* TASK OBJECTIVE
Please transcribe the data below exactly. Leave the pictures out.

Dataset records
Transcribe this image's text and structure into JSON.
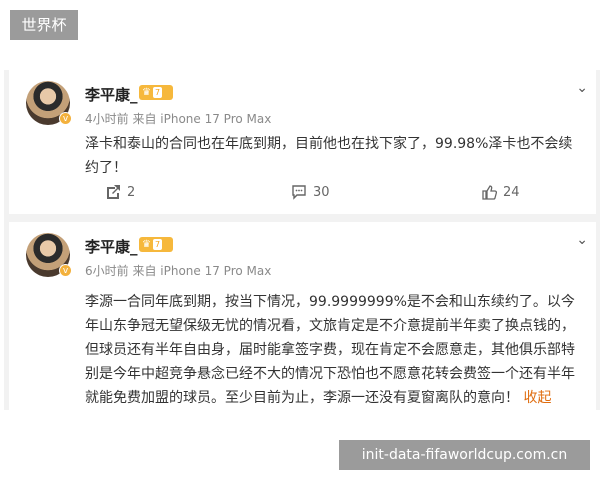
{
  "top_tag": "世界杯",
  "bottom_tag": "init-data-fifaworldcup.com.cn",
  "posts": [
    {
      "username": "李平康_",
      "level": "7",
      "meta": "4小时前 来自 iPhone 17 Pro Max",
      "text": "泽卡和泰山的合同也在年底到期，目前他也在找下家了，99.98%泽卡也不会续约了！",
      "reposts": "2",
      "comments": "30",
      "likes": "24"
    },
    {
      "username": "李平康_",
      "level": "7",
      "meta": "6小时前 来自 iPhone 17 Pro Max",
      "text": "李源一合同年底到期，按当下情况，99.9999999%是不会和山东续约了。以今年山东争冠无望保级无忧的情况看，文旅肯定是不介意提前半年卖了换点钱的，但球员还有半年自由身，届时能拿签字费，现在肯定不会愿意走，其他俱乐部特别是今年中超竞争悬念已经不大的情况下恐怕也不愿意花转会费签一个还有半年就能免费加盟的球员。至少目前为止，李源一还没有夏窗离队的意向！",
      "collapse_label": "收起"
    }
  ],
  "colors": {
    "accent": "#f6b83c",
    "collapse": "#e06d10"
  }
}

* ANSWER TO THE EXERCISE
Transcribe this image's text and structure into JSON.
{
  "top_tag": "世界杯",
  "bottom_tag": "init-data-fifaworldcup.com.cn",
  "posts": [
    {
      "username": "李平康_",
      "level": "7",
      "meta": "4小时前 来自 iPhone 17 Pro Max",
      "text": "泽卡和泰山的合同也在年底到期，目前他也在找下家了，99.98%泽卡也不会续约了！",
      "reposts": "2",
      "comments": "30",
      "likes": "24"
    },
    {
      "username": "李平康_",
      "level": "7",
      "meta": "6小时前 来自 iPhone 17 Pro Max",
      "text": "李源一合同年底到期，按当下情况，99.9999999%是不会和山东续约了。以今年山东争冠无望保级无忧的情况看，文旅肯定是不介意提前半年卖了换点钱的，但球员还有半年自由身，届时能拿签字费，现在肯定不会愿意走，其他俱乐部特别是今年中超竞争悬念已经不大的情况下恐怕也不愿意花转会费签一个还有半年就能免费加盟的球员。至少目前为止，李源一还没有夏窗离队的意向！",
      "collapse_label": "收起"
    }
  ],
  "colors": {
    "accent": "#f6b83c",
    "collapse": "#e06d10"
  }
}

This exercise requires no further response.